• [Direction] Quote the records beneath, complete and exact. Leave out images.

• [Data shown]

--------------------------------

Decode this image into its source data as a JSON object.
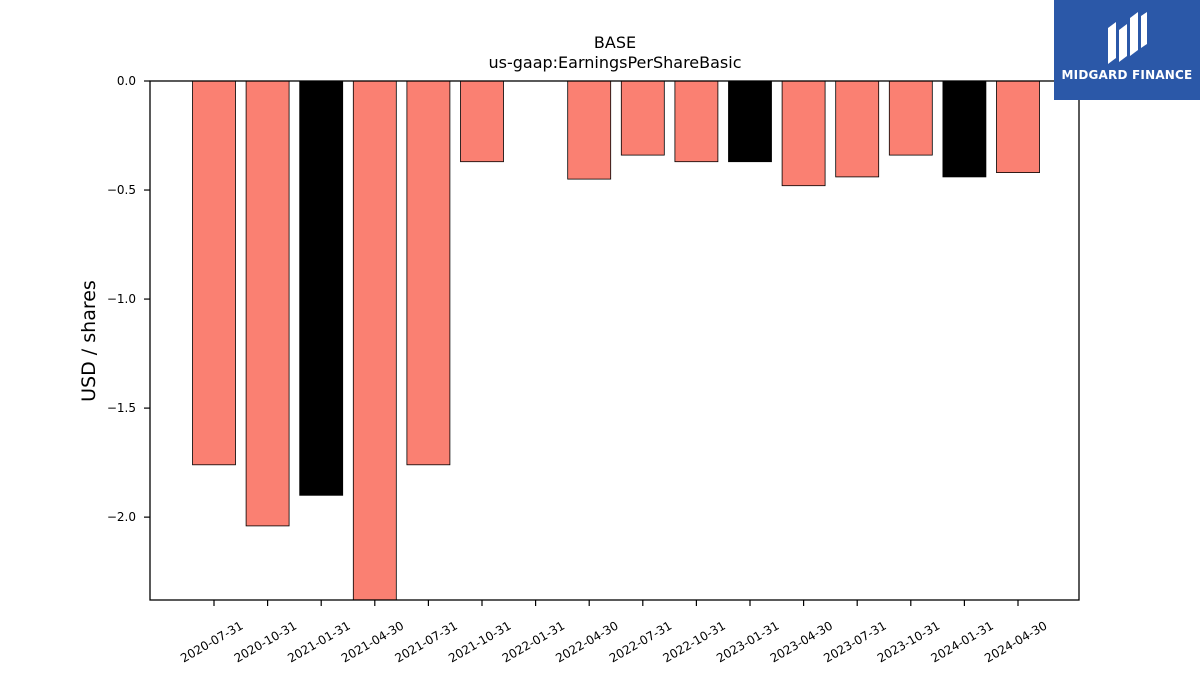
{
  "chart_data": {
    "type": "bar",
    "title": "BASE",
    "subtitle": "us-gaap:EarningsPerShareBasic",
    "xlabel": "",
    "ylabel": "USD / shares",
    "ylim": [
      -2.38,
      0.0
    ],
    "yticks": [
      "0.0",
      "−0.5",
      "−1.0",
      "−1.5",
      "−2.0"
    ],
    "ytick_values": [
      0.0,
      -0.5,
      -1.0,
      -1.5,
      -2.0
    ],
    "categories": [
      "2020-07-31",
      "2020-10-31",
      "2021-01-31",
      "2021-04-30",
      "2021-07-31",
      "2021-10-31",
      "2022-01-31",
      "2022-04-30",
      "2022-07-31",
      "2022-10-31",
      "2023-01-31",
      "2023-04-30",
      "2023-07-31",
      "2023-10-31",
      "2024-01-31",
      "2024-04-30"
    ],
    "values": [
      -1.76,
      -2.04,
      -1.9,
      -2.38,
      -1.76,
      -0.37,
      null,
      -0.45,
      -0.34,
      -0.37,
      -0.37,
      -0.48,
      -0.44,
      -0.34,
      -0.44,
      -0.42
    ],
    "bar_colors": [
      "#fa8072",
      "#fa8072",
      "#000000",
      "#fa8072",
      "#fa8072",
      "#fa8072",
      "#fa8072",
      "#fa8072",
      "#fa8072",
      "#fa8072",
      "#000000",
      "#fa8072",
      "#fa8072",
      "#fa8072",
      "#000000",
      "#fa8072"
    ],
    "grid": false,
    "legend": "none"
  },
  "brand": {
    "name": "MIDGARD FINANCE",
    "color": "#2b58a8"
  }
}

--------------------------------

• [Full output]
Decode this image into its source data as a JSON object.
{
  "chart_data": {
    "type": "bar",
    "title": "BASE",
    "subtitle": "us-gaap:EarningsPerShareBasic",
    "xlabel": "",
    "ylabel": "USD / shares",
    "ylim": [
      -2.38,
      0.0
    ],
    "yticks": [
      "0.0",
      "−0.5",
      "−1.0",
      "−1.5",
      "−2.0"
    ],
    "ytick_values": [
      0.0,
      -0.5,
      -1.0,
      -1.5,
      -2.0
    ],
    "categories": [
      "2020-07-31",
      "2020-10-31",
      "2021-01-31",
      "2021-04-30",
      "2021-07-31",
      "2021-10-31",
      "2022-01-31",
      "2022-04-30",
      "2022-07-31",
      "2022-10-31",
      "2023-01-31",
      "2023-04-30",
      "2023-07-31",
      "2023-10-31",
      "2024-01-31",
      "2024-04-30"
    ],
    "values": [
      -1.76,
      -2.04,
      -1.9,
      -2.38,
      -1.76,
      -0.37,
      null,
      -0.45,
      -0.34,
      -0.37,
      -0.37,
      -0.48,
      -0.44,
      -0.34,
      -0.44,
      -0.42
    ],
    "bar_colors": [
      "#fa8072",
      "#fa8072",
      "#000000",
      "#fa8072",
      "#fa8072",
      "#fa8072",
      "#fa8072",
      "#fa8072",
      "#fa8072",
      "#fa8072",
      "#000000",
      "#fa8072",
      "#fa8072",
      "#fa8072",
      "#000000",
      "#fa8072"
    ],
    "grid": false,
    "legend": "none"
  },
  "brand": {
    "name": "MIDGARD FINANCE",
    "color": "#2b58a8"
  }
}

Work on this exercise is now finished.